Brano scelto
★ ★ ★

Sabato le bandiere nere di al Qaeda sventolavano su Fallujah e ancora ieri i miliziani jihadisti occupavano stazioni di polizia ed edifici pubblici. Preso d’assalto il checkpoint militare della vicina Abu Ghraib, mentre i soldati di Baghdad faticavano a entrare nelle città dell’Anbar per l’ingente presenza qaedista. Sul campo, il premier Maliki – dopo aver ordinato bombardamenti contro la zona settentrionale di Fallujah e di Ramadi, altro fronte caldo dello scontro – ieri ha fatto appello ai residenti e alle tribù, ultimo baluardo della città. Il consigliere del primo ministro, Saad Al-Mutalabi, ha detto alla Bbc che alcuni ribelli sono riusciti a far entrare armi dal confine siriano, sempre più poroso, armamenti proveniendall’Arabia Saudita.

L’esercito iracheno ha per ora circondato Fallujah per l’assalto finale. Un’eventualità che terrorizza la popolazione, in fuga da giorni dall’intera regione di Anbar, come accaduto nel 2004 quando a combattere per il controllo definitivo della città sunnita erano i soldati Usa: «Sembra di essere tornati indietro al 2004 – ha commentato alla stampa un giornalista locale – Prima dell’attacco finale americano c’era solo un cimitero a Fallujah. Dopo, ne abbiamo costruiti quattro. Oggi la gente teme che ne avremo otto».

E se la città sunnita sembra ormai sotto il controllo qaedista, diversa è la situazione a Ramadi, dove la presenza dell’IsIL appare indebolita. Secondo il generale Rasheed Fleih, comandante militare di Anbar, basteranno tre giorni per liberare la città dal controllo qaedista, grazie al sostegno delle tribù locali che gestiscono le operazioni di terra, sotto la copertura aerea dell’esercito.

★ ★ ★

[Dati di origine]
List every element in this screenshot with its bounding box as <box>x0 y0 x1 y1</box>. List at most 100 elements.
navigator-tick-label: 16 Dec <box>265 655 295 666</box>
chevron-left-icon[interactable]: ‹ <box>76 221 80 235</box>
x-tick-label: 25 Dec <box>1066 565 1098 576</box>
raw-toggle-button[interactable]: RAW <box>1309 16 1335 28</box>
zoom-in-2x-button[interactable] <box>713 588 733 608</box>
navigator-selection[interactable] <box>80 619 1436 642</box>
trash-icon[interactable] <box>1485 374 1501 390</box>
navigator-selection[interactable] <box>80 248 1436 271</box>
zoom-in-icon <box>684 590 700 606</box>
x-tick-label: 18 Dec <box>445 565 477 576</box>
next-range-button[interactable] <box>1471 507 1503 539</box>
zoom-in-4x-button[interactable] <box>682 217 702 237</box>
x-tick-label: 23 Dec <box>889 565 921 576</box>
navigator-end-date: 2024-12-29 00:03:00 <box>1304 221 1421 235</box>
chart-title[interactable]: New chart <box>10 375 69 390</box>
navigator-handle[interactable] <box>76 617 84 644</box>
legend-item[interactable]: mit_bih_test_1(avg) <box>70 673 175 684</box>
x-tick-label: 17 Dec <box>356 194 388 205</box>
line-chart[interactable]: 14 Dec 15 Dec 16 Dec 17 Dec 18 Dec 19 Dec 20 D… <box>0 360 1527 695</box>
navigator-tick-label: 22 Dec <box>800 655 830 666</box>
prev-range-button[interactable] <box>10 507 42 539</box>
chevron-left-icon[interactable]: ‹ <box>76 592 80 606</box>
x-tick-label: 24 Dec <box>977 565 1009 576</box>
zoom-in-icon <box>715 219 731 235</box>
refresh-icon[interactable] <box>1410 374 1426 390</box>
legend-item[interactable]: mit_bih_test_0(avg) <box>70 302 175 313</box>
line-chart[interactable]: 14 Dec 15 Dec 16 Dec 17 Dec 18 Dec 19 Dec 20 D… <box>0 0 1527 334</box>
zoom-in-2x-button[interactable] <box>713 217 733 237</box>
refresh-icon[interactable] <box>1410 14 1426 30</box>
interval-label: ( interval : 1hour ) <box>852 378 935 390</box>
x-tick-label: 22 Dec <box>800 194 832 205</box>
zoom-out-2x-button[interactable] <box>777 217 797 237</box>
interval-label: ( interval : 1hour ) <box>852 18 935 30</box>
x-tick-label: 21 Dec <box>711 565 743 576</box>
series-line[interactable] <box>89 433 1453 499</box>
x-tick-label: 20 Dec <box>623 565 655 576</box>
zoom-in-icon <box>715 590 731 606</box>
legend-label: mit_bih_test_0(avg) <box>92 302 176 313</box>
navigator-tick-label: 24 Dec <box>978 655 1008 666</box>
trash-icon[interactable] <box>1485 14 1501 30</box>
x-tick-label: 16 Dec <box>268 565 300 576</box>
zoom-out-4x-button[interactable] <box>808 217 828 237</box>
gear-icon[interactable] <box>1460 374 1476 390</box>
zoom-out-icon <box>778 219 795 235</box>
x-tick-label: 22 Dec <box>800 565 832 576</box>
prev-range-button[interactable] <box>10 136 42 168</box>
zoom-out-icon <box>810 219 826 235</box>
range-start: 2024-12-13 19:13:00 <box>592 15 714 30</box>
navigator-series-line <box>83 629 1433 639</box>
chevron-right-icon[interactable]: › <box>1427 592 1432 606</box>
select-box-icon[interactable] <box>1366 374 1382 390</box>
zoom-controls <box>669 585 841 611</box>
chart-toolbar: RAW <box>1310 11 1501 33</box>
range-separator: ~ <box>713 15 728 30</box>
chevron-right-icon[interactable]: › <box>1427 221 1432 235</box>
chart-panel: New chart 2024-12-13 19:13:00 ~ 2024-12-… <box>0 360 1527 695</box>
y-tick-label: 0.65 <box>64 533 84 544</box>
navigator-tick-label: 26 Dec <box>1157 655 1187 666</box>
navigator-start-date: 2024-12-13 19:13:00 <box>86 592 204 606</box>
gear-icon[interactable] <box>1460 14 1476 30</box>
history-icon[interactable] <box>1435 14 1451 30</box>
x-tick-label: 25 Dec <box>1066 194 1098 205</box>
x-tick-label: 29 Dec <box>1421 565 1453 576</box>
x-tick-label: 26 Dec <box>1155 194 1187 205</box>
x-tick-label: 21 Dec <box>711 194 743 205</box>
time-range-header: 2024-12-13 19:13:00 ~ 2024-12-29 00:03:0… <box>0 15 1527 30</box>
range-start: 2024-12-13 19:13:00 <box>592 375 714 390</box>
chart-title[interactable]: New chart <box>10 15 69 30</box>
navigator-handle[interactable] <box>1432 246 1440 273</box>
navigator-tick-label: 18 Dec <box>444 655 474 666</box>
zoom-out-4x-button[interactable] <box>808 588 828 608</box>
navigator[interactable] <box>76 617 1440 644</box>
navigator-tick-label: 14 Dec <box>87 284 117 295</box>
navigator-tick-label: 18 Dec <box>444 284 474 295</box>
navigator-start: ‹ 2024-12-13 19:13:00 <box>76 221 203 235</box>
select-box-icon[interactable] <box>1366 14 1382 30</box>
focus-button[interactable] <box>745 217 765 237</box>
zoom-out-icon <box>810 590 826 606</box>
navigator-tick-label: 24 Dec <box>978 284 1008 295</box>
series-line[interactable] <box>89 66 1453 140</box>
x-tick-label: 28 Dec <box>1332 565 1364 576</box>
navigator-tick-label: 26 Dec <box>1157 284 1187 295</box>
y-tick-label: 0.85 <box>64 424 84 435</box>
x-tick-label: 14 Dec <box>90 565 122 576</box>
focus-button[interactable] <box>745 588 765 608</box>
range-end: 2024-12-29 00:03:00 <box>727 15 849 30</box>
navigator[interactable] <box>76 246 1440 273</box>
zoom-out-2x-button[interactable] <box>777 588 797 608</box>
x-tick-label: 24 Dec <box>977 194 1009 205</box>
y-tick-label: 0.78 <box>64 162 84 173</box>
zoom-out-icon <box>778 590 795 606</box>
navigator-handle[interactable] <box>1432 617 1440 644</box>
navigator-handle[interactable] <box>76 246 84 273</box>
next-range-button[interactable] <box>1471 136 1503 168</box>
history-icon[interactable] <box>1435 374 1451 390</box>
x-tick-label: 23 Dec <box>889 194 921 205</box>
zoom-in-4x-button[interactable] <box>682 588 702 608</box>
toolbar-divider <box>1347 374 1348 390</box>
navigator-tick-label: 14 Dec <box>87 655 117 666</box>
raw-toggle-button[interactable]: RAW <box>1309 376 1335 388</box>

★ ★ ★

Attività da svolgere
A – Nel brano sugli scontri a Fallujah e Ramadi, elenchi tutte le persone indicate per nome, ciascuna con il ruolo che il testo le attribuisce.
B – Riprenda il brano sugli scontri a Fallujah e Ramadi dal punto in cui si interrompe.

Risposte alle attività
A –
- Maliki: premier
- Saad Al-Mutalabi: consigliere del primo ministro
- Rasheed Fleih: generale, comandante militare di Anbar

B –
Il governo sciita di Maliki, palesemente nel caos, ha rivolto ripetuti appelli agli Stati uniti perché intervengano contro l’avanzata jihadista. Dopo aver promesso missili terra-aria e droni, ieri il segretario di Stato Kerry, in visita nella regione, si è detto pronto a sostenere Baghdad in ogni modo. O quasi: Washington non intende inviare truppe, tantomeno a Fallujah, teatro dei peggiori scontri tra soldati statunitensi e resistenza locale negli anni dell’invasione e di un vero e proprio massacro guidato dai contractor Blackwater, che lasciarono dietro di sé morti e un elevatissimo tasso di tumori nella popolazione sopravvissuta.

«È una battaglia che l’Iraq deve combattere, che appartiene agli iracheni», ha detto Kerry senza specificare quale tipo di aiuto che intende garantire a Baghdad. Il segretario di Stato non ha nascosto la preoccupazione per l’avanzata repentina dei jihadisti sia in Siria che in Iraq. Preoccupazione condivisa dalle opposizioni moderate al presidente siriano Assad, in questi giorni impegnate in duri scontri con IsIL e Fronte al-Nusra. Una faida interna tra Coalizione nazionale e l’Esercito libero siriano da una parte e qaedisti dall’altra, accusati dalle opposizioni di condurre azioni che alimentano lo scontento internazionale e interno.

Negli ultimi mesi l’autorità politica e la presenza militare della Coalizione si è drasticamente ridotta, in parte per i tentennamenti su Ginevra 2, prevista per il prossimo 22 gennaio. La federazione deve tornare centrale nel conflitto contro Damasco. Per farlo, combatte i ribelli jihadisti. Decine i morti da venerdì nelle province di Aleppo e Idlib: a Manbij, l’IsIL ha attaccato i rivali con autobombe, strumento finora riservato all’esercito di Damasco. Sempre più numerose le comunità a Nord della Siria, al confine turco, controllate da gruppi jihadisti e teatri di violenze contro attivisti, residenti e giornalisti.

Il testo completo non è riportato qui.